--- Description of the task ---
Nothing should be left out: output all of the entries exactly.

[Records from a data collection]
__________

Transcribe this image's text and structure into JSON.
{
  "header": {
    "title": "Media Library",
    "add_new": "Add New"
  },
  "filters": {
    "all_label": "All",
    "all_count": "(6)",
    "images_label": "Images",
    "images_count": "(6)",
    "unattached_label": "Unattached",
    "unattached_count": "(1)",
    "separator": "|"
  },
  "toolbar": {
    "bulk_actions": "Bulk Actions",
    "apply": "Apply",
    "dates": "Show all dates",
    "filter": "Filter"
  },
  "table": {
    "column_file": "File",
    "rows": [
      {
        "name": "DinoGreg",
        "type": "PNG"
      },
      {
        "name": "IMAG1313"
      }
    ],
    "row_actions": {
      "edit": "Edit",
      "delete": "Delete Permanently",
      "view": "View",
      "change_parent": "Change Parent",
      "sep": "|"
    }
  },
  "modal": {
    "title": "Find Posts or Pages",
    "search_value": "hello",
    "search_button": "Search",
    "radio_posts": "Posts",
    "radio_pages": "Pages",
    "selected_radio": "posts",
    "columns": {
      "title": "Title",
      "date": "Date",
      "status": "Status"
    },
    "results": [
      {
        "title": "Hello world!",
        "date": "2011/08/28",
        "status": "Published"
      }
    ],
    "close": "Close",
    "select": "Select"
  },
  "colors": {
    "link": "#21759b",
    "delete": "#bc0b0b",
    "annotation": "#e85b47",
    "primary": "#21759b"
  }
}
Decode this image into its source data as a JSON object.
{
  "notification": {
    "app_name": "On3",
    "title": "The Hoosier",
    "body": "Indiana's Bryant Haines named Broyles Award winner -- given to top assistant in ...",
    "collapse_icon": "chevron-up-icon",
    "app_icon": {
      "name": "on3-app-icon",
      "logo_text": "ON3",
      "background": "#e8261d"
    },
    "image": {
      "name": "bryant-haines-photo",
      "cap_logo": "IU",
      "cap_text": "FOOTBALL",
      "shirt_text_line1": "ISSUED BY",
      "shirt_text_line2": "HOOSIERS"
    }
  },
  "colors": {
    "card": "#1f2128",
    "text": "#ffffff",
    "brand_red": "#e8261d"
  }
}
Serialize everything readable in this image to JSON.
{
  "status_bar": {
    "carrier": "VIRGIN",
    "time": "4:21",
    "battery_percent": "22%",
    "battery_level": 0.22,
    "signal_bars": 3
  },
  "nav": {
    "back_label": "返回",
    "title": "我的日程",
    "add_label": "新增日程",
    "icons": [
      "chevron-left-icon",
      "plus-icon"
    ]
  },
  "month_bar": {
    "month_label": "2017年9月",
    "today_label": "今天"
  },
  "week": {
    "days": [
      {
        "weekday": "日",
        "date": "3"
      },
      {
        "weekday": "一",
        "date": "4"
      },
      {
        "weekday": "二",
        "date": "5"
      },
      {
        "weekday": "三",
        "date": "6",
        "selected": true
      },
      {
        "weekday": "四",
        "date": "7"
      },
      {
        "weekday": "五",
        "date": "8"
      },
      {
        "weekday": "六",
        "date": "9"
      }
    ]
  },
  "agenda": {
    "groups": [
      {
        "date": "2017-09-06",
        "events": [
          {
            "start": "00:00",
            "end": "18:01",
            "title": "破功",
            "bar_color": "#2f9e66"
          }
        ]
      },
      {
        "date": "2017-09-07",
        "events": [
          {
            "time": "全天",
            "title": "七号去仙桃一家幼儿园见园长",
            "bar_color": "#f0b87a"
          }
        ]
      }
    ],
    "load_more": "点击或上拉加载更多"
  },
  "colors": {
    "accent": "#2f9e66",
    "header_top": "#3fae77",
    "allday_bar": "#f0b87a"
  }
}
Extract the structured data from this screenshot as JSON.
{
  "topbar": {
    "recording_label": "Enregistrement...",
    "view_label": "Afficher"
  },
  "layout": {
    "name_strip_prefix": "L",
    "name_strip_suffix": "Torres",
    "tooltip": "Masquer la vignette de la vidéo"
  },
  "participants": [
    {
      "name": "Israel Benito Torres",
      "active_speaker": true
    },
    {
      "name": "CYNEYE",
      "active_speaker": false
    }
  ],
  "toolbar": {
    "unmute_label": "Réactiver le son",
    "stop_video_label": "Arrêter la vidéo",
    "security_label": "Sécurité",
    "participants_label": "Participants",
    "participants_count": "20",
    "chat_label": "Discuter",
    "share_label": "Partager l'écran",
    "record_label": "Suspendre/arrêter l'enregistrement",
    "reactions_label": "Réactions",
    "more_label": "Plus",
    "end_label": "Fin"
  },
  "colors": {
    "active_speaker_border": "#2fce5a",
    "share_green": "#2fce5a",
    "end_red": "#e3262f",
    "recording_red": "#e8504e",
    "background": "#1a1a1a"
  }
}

__________

--- Full answer ---
Transcribe this image's text and structure into JSON.
{
  "header": {
    "title": "Media Library",
    "add_new": "Add New"
  },
  "filters": {
    "all_label": "All",
    "all_count": "(6)",
    "images_label": "Images",
    "images_count": "(6)",
    "unattached_label": "Unattached",
    "unattached_count": "(1)",
    "separator": "|"
  },
  "toolbar": {
    "bulk_actions": "Bulk Actions",
    "apply": "Apply",
    "dates": "Show all dates",
    "filter": "Filter"
  },
  "table": {
    "column_file": "File",
    "rows": [
      {
        "name": "DinoGreg",
        "type": "PNG"
      },
      {
        "name": "IMAG1313"
      }
    ],
    "row_actions": {
      "edit": "Edit",
      "delete": "Delete Permanently",
      "view": "View",
      "change_parent": "Change Parent",
      "sep": "|"
    }
  },
  "modal": {
    "title": "Find Posts or Pages",
    "search_value": "hello",
    "search_button": "Search",
    "radio_posts": "Posts",
    "radio_pages": "Pages",
    "selected_radio": "posts",
    "columns": {
      "title": "Title",
      "date": "Date",
      "status": "Status"
    },
    "results": [
      {
        "title": "Hello world!",
        "date": "2011/08/28",
        "status": "Published"
      }
    ],
    "close": "Close",
    "select": "Select"
  },
  "colors": {
    "link": "#21759b",
    "delete": "#bc0b0b",
    "annotation": "#e85b47",
    "primary": "#21759b"
  }
}
Decode this image into its source data as a JSON object.
{
  "notification": {
    "app_name": "On3",
    "title": "The Hoosier",
    "body": "Indiana's Bryant Haines named Broyles Award winner -- given to top assistant in ...",
    "collapse_icon": "chevron-up-icon",
    "app_icon": {
      "name": "on3-app-icon",
      "logo_text": "ON3",
      "background": "#e8261d"
    },
    "image": {
      "name": "bryant-haines-photo",
      "cap_logo": "IU",
      "cap_text": "FOOTBALL",
      "shirt_text_line1": "ISSUED BY",
      "shirt_text_line2": "HOOSIERS"
    }
  },
  "colors": {
    "card": "#1f2128",
    "text": "#ffffff",
    "brand_red": "#e8261d"
  }
}
Serialize everything readable in this image to JSON.
{
  "status_bar": {
    "carrier": "VIRGIN",
    "time": "4:21",
    "battery_percent": "22%",
    "battery_level": 0.22,
    "signal_bars": 3
  },
  "nav": {
    "back_label": "返回",
    "title": "我的日程",
    "add_label": "新增日程",
    "icons": [
      "chevron-left-icon",
      "plus-icon"
    ]
  },
  "month_bar": {
    "month_label": "2017年9月",
    "today_label": "今天"
  },
  "week": {
    "days": [
      {
        "weekday": "日",
        "date": "3"
      },
      {
        "weekday": "一",
        "date": "4"
      },
      {
        "weekday": "二",
        "date": "5"
      },
      {
        "weekday": "三",
        "date": "6",
        "selected": true
      },
      {
        "weekday": "四",
        "date": "7"
      },
      {
        "weekday": "五",
        "date": "8"
      },
      {
        "weekday": "六",
        "date": "9"
      }
    ]
  },
  "agenda": {
    "groups": [
      {
        "date": "2017-09-06",
        "events": [
          {
            "start": "00:00",
            "end": "18:01",
            "title": "破功",
            "bar_color": "#2f9e66"
          }
        ]
      },
      {
        "date": "2017-09-07",
        "events": [
          {
            "time": "全天",
            "title": "七号去仙桃一家幼儿园见园长",
            "bar_color": "#f0b87a"
          }
        ]
      }
    ],
    "load_more": "点击或上拉加载更多"
  },
  "colors": {
    "accent": "#2f9e66",
    "header_top": "#3fae77",
    "allday_bar": "#f0b87a"
  }
}
Extract the structured data from this screenshot as JSON.
{
  "topbar": {
    "recording_label": "Enregistrement...",
    "view_label": "Afficher"
  },
  "layout": {
    "name_strip_prefix": "L",
    "name_strip_suffix": "Torres",
    "tooltip": "Masquer la vignette de la vidéo"
  },
  "participants": [
    {
      "name": "Israel Benito Torres",
      "active_speaker": true
    },
    {
      "name": "CYNEYE",
      "active_speaker": false
    }
  ],
  "toolbar": {
    "unmute_label": "Réactiver le son",
    "stop_video_label": "Arrêter la vidéo",
    "security_label": "Sécurité",
    "participants_label": "Participants",
    "participants_count": "20",
    "chat_label": "Discuter",
    "share_label": "Partager l'écran",
    "record_label": "Suspendre/arrêter l'enregistrement",
    "reactions_label": "Réactions",
    "more_label": "Plus",
    "end_label": "Fin"
  },
  "colors": {
    "active_speaker_border": "#2fce5a",
    "share_green": "#2fce5a",
    "end_red": "#e3262f",
    "recording_red": "#e8504e",
    "background": "#1a1a1a"
  }
}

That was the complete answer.